* [Supplied records]
__________________________________________________
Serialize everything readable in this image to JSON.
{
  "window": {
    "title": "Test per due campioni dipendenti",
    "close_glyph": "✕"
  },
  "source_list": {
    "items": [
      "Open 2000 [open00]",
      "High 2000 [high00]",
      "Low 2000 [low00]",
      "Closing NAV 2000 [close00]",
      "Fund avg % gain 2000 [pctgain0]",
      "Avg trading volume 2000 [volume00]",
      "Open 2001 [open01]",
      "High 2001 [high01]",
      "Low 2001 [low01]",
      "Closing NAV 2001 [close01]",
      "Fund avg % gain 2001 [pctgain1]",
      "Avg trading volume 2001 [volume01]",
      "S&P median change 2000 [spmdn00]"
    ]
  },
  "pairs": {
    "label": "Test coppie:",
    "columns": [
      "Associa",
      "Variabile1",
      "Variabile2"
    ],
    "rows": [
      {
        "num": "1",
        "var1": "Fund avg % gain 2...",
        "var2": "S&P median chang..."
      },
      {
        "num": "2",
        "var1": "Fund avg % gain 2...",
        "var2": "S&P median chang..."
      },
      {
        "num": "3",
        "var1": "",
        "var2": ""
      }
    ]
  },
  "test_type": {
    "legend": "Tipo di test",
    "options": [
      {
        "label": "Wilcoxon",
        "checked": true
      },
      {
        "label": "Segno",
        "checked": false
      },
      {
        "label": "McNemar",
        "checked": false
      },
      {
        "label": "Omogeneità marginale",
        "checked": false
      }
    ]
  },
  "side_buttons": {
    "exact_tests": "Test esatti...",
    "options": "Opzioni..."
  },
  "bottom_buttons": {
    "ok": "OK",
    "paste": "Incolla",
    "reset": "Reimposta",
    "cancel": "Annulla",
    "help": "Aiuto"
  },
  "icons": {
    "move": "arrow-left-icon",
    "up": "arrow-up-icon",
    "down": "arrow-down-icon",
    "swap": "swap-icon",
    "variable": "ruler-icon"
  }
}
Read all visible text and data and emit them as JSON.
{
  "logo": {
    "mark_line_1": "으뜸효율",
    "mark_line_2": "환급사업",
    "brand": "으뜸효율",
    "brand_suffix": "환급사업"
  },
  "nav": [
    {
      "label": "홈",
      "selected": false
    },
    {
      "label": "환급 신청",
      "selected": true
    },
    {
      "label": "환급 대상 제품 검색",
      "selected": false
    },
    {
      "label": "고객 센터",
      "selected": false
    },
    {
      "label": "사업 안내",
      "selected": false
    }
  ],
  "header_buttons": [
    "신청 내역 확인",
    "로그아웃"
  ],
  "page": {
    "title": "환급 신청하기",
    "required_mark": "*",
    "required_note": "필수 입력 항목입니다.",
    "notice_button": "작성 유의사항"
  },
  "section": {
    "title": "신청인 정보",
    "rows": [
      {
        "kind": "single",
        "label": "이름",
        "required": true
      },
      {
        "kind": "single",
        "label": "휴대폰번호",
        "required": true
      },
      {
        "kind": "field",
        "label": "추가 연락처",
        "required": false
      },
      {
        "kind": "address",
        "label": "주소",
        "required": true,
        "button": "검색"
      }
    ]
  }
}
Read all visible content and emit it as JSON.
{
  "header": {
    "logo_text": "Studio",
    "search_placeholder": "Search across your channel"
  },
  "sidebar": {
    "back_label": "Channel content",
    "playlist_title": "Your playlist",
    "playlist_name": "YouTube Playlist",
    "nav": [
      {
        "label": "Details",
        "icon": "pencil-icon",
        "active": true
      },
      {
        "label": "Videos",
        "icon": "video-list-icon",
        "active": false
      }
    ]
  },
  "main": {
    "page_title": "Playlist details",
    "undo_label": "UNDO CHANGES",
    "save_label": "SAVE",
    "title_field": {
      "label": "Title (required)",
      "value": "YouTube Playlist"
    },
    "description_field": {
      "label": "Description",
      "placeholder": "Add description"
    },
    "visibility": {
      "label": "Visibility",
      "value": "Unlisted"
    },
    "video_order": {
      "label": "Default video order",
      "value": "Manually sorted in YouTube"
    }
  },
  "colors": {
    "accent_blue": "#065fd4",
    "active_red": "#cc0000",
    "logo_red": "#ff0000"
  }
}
__________________________________________________
* [To be done] Go through the listing above and work out how many lines contain the string "volume". Reply with the number alone.

* [Result of the exercise] 2